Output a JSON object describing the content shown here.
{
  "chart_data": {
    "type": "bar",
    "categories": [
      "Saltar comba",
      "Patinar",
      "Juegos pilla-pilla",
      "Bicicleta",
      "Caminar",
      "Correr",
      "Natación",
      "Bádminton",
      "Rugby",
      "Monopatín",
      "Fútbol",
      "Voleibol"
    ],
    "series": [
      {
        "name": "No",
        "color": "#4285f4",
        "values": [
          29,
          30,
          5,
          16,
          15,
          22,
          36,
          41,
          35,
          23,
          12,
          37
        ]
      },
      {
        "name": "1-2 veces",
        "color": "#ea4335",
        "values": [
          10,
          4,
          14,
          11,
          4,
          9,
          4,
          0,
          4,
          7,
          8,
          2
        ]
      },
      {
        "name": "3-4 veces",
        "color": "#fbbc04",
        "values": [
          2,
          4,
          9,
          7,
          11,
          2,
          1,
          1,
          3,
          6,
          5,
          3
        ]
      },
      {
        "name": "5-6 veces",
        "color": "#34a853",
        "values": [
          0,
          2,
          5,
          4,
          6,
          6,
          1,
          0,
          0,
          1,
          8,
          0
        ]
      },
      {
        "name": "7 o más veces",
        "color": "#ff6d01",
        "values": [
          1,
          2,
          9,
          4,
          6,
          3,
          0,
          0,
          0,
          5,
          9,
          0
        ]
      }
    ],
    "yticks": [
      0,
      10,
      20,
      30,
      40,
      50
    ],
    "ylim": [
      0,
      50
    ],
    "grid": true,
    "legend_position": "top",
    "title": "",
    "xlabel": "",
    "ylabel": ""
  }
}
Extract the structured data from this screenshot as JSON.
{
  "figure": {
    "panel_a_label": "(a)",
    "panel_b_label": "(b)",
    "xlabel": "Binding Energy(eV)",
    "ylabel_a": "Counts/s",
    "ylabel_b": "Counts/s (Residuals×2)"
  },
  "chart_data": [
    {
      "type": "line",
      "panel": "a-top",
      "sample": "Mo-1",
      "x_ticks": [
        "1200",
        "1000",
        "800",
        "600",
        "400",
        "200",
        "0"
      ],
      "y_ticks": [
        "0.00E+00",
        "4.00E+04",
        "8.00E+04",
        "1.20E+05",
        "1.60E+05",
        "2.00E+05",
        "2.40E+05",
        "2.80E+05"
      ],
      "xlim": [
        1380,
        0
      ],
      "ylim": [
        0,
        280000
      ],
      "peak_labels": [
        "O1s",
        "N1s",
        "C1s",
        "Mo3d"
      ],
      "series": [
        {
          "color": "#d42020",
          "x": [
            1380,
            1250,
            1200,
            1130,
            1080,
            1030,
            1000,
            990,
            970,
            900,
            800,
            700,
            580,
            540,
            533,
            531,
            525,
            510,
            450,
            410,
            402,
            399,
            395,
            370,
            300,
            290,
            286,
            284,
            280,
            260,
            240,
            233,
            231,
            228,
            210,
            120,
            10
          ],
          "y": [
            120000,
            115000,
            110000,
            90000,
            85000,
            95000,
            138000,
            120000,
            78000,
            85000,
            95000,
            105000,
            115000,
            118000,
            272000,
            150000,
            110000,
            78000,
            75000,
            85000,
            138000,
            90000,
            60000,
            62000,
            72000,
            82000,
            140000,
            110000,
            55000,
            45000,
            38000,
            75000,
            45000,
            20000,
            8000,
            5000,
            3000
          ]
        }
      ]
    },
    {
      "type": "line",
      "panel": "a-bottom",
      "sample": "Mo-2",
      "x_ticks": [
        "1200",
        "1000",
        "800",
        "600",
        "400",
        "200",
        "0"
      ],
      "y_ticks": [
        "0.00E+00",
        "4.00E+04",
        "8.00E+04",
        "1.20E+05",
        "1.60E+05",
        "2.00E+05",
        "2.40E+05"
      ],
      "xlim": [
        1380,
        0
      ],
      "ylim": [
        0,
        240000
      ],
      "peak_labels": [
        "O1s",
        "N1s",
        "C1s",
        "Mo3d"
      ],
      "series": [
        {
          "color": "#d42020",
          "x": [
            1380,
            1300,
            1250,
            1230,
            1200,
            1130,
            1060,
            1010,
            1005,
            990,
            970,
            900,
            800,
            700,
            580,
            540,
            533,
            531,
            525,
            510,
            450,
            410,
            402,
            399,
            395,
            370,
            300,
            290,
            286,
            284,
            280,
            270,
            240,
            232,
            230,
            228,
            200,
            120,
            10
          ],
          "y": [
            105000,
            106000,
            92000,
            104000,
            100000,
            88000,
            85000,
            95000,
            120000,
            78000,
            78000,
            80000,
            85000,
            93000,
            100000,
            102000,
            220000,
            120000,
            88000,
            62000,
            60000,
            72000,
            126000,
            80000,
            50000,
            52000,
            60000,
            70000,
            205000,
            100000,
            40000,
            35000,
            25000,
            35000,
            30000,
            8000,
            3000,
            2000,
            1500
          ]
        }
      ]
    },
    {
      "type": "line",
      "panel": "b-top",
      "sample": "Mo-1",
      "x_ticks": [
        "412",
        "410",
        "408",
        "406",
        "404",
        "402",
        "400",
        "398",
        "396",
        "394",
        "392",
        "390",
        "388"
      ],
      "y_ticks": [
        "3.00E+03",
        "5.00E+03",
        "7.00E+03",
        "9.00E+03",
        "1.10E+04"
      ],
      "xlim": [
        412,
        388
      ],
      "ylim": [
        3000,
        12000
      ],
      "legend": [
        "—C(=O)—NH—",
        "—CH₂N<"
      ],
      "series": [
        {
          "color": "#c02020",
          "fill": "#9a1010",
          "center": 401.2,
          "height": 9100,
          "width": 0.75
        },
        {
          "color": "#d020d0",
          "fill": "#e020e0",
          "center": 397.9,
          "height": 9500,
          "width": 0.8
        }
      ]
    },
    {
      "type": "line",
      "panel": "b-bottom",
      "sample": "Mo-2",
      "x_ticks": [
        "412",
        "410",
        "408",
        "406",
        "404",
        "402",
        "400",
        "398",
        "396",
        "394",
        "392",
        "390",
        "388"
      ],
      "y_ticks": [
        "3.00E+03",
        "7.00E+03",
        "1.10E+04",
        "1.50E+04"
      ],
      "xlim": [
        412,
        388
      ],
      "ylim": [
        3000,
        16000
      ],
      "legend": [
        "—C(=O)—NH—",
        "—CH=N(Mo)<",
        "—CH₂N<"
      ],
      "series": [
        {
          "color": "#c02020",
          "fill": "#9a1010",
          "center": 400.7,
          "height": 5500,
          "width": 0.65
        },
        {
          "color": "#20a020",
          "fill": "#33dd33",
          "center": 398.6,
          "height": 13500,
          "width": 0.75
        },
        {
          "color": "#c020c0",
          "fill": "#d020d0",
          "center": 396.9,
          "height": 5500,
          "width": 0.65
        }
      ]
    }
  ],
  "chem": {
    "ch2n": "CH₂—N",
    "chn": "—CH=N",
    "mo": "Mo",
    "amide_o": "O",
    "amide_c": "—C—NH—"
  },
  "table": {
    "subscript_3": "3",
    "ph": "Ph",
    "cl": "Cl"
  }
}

> [GIVEN INSTRUCTION] Word for word, write out the data.

> [TASK RESULT]
Output a JSON object describing the content shown here.
{
  "chart_data": {
    "type": "bar",
    "categories": [
      "Saltar comba",
      "Patinar",
      "Juegos pilla-pilla",
      "Bicicleta",
      "Caminar",
      "Correr",
      "Natación",
      "Bádminton",
      "Rugby",
      "Monopatín",
      "Fútbol",
      "Voleibol"
    ],
    "series": [
      {
        "name": "No",
        "color": "#4285f4",
        "values": [
          29,
          30,
          5,
          16,
          15,
          22,
          36,
          41,
          35,
          23,
          12,
          37
        ]
      },
      {
        "name": "1-2 veces",
        "color": "#ea4335",
        "values": [
          10,
          4,
          14,
          11,
          4,
          9,
          4,
          0,
          4,
          7,
          8,
          2
        ]
      },
      {
        "name": "3-4 veces",
        "color": "#fbbc04",
        "values": [
          2,
          4,
          9,
          7,
          11,
          2,
          1,
          1,
          3,
          6,
          5,
          3
        ]
      },
      {
        "name": "5-6 veces",
        "color": "#34a853",
        "values": [
          0,
          2,
          5,
          4,
          6,
          6,
          1,
          0,
          0,
          1,
          8,
          0
        ]
      },
      {
        "name": "7 o más veces",
        "color": "#ff6d01",
        "values": [
          1,
          2,
          9,
          4,
          6,
          3,
          0,
          0,
          0,
          5,
          9,
          0
        ]
      }
    ],
    "yticks": [
      0,
      10,
      20,
      30,
      40,
      50
    ],
    "ylim": [
      0,
      50
    ],
    "grid": true,
    "legend_position": "top",
    "title": "",
    "xlabel": "",
    "ylabel": ""
  }
}
Extract the structured data from this screenshot as JSON.
{
  "figure": {
    "panel_a_label": "(a)",
    "panel_b_label": "(b)",
    "xlabel": "Binding Energy(eV)",
    "ylabel_a": "Counts/s",
    "ylabel_b": "Counts/s (Residuals×2)"
  },
  "chart_data": [
    {
      "type": "line",
      "panel": "a-top",
      "sample": "Mo-1",
      "x_ticks": [
        "1200",
        "1000",
        "800",
        "600",
        "400",
        "200",
        "0"
      ],
      "y_ticks": [
        "0.00E+00",
        "4.00E+04",
        "8.00E+04",
        "1.20E+05",
        "1.60E+05",
        "2.00E+05",
        "2.40E+05",
        "2.80E+05"
      ],
      "xlim": [
        1380,
        0
      ],
      "ylim": [
        0,
        280000
      ],
      "peak_labels": [
        "O1s",
        "N1s",
        "C1s",
        "Mo3d"
      ],
      "series": [
        {
          "color": "#d42020",
          "x": [
            1380,
            1250,
            1200,
            1130,
            1080,
            1030,
            1000,
            990,
            970,
            900,
            800,
            700,
            580,
            540,
            533,
            531,
            525,
            510,
            450,
            410,
            402,
            399,
            395,
            370,
            300,
            290,
            286,
            284,
            280,
            260,
            240,
            233,
            231,
            228,
            210,
            120,
            10
          ],
          "y": [
            120000,
            115000,
            110000,
            90000,
            85000,
            95000,
            138000,
            120000,
            78000,
            85000,
            95000,
            105000,
            115000,
            118000,
            272000,
            150000,
            110000,
            78000,
            75000,
            85000,
            138000,
            90000,
            60000,
            62000,
            72000,
            82000,
            140000,
            110000,
            55000,
            45000,
            38000,
            75000,
            45000,
            20000,
            8000,
            5000,
            3000
          ]
        }
      ]
    },
    {
      "type": "line",
      "panel": "a-bottom",
      "sample": "Mo-2",
      "x_ticks": [
        "1200",
        "1000",
        "800",
        "600",
        "400",
        "200",
        "0"
      ],
      "y_ticks": [
        "0.00E+00",
        "4.00E+04",
        "8.00E+04",
        "1.20E+05",
        "1.60E+05",
        "2.00E+05",
        "2.40E+05"
      ],
      "xlim": [
        1380,
        0
      ],
      "ylim": [
        0,
        240000
      ],
      "peak_labels": [
        "O1s",
        "N1s",
        "C1s",
        "Mo3d"
      ],
      "series": [
        {
          "color": "#d42020",
          "x": [
            1380,
            1300,
            1250,
            1230,
            1200,
            1130,
            1060,
            1010,
            1005,
            990,
            970,
            900,
            800,
            700,
            580,
            540,
            533,
            531,
            525,
            510,
            450,
            410,
            402,
            399,
            395,
            370,
            300,
            290,
            286,
            284,
            280,
            270,
            240,
            232,
            230,
            228,
            200,
            120,
            10
          ],
          "y": [
            105000,
            106000,
            92000,
            104000,
            100000,
            88000,
            85000,
            95000,
            120000,
            78000,
            78000,
            80000,
            85000,
            93000,
            100000,
            102000,
            220000,
            120000,
            88000,
            62000,
            60000,
            72000,
            126000,
            80000,
            50000,
            52000,
            60000,
            70000,
            205000,
            100000,
            40000,
            35000,
            25000,
            35000,
            30000,
            8000,
            3000,
            2000,
            1500
          ]
        }
      ]
    },
    {
      "type": "line",
      "panel": "b-top",
      "sample": "Mo-1",
      "x_ticks": [
        "412",
        "410",
        "408",
        "406",
        "404",
        "402",
        "400",
        "398",
        "396",
        "394",
        "392",
        "390",
        "388"
      ],
      "y_ticks": [
        "3.00E+03",
        "5.00E+03",
        "7.00E+03",
        "9.00E+03",
        "1.10E+04"
      ],
      "xlim": [
        412,
        388
      ],
      "ylim": [
        3000,
        12000
      ],
      "legend": [
        "—C(=O)—NH—",
        "—CH₂N<"
      ],
      "series": [
        {
          "color": "#c02020",
          "fill": "#9a1010",
          "center": 401.2,
          "height": 9100,
          "width": 0.75
        },
        {
          "color": "#d020d0",
          "fill": "#e020e0",
          "center": 397.9,
          "height": 9500,
          "width": 0.8
        }
      ]
    },
    {
      "type": "line",
      "panel": "b-bottom",
      "sample": "Mo-2",
      "x_ticks": [
        "412",
        "410",
        "408",
        "406",
        "404",
        "402",
        "400",
        "398",
        "396",
        "394",
        "392",
        "390",
        "388"
      ],
      "y_ticks": [
        "3.00E+03",
        "7.00E+03",
        "1.10E+04",
        "1.50E+04"
      ],
      "xlim": [
        412,
        388
      ],
      "ylim": [
        3000,
        16000
      ],
      "legend": [
        "—C(=O)—NH—",
        "—CH=N(Mo)<",
        "—CH₂N<"
      ],
      "series": [
        {
          "color": "#c02020",
          "fill": "#9a1010",
          "center": 400.7,
          "height": 5500,
          "width": 0.65
        },
        {
          "color": "#20a020",
          "fill": "#33dd33",
          "center": 398.6,
          "height": 13500,
          "width": 0.75
        },
        {
          "color": "#c020c0",
          "fill": "#d020d0",
          "center": 396.9,
          "height": 5500,
          "width": 0.65
        }
      ]
    }
  ],
  "chem": {
    "ch2n": "CH₂—N",
    "chn": "—CH=N",
    "mo": "Mo",
    "amide_o": "O",
    "amide_c": "—C—NH—"
  },
  "table": {
    "subscript_3": "3",
    "ph": "Ph",
    "cl": "Cl"
  }
}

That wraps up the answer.